(A run of records)

◇ ◇ ◇

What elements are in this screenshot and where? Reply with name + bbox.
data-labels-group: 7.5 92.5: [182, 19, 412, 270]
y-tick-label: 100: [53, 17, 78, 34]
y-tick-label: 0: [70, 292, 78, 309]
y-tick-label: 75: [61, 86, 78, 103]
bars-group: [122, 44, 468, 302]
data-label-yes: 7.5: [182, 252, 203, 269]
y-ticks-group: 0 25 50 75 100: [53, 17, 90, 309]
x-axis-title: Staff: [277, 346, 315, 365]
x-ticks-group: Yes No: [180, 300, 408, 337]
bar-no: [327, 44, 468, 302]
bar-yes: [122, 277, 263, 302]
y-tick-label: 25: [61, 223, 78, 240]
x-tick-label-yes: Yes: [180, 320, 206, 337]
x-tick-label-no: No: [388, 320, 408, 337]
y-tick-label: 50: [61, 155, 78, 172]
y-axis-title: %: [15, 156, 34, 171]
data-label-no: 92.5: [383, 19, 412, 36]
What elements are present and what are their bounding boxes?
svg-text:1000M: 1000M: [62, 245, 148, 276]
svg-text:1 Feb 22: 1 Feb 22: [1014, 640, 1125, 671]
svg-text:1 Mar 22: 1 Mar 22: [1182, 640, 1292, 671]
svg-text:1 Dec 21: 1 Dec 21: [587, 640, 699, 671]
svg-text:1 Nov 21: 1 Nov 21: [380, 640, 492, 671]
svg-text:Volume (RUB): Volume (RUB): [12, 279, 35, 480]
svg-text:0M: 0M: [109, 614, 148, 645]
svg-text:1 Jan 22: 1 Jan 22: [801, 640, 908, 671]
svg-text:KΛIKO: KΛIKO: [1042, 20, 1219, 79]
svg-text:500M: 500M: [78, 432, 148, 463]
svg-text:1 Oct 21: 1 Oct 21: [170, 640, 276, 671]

◇ ◇ ◇

> What you are asked to do:
Could you rewrite all of the material, swapping each "svg-text" for "text-node" and leaving the rest untouched?

> Final answer:
What elements are in this screenshot and where? Reply with name + bbox.
data-labels-group: 7.5 92.5: [182, 19, 412, 270]
y-tick-label: 100: [53, 17, 78, 34]
y-tick-label: 0: [70, 292, 78, 309]
y-tick-label: 75: [61, 86, 78, 103]
bars-group: [122, 44, 468, 302]
data-label-yes: 7.5: [182, 252, 203, 269]
y-ticks-group: 0 25 50 75 100: [53, 17, 90, 309]
x-axis-title: Staff: [277, 346, 315, 365]
x-ticks-group: Yes No: [180, 300, 408, 337]
bar-no: [327, 44, 468, 302]
bar-yes: [122, 277, 263, 302]
y-tick-label: 25: [61, 223, 78, 240]
x-tick-label-yes: Yes: [180, 320, 206, 337]
x-tick-label-no: No: [388, 320, 408, 337]
y-tick-label: 50: [61, 155, 78, 172]
y-axis-title: %: [15, 156, 34, 171]
data-label-no: 92.5: [383, 19, 412, 36]
What elements are present and what are their bounding boxes?
text-node:1000M: 1000M: [62, 245, 148, 276]
text-node:1 Feb 22: 1 Feb 22: [1014, 640, 1125, 671]
text-node:1 Mar 22: 1 Mar 22: [1182, 640, 1292, 671]
text-node:1 Dec 21: 1 Dec 21: [587, 640, 699, 671]
text-node:1 Nov 21: 1 Nov 21: [380, 640, 492, 671]
text-node:Volume (RUB): Volume (RUB): [12, 279, 35, 480]
text-node:0M: 0M: [109, 614, 148, 645]
text-node:1 Jan 22: 1 Jan 22: [801, 640, 908, 671]
text-node:KΛIKO: KΛIKO: [1042, 20, 1219, 79]
text-node:500M: 500M: [78, 432, 148, 463]
text-node:1 Oct 21: 1 Oct 21: [170, 640, 276, 671]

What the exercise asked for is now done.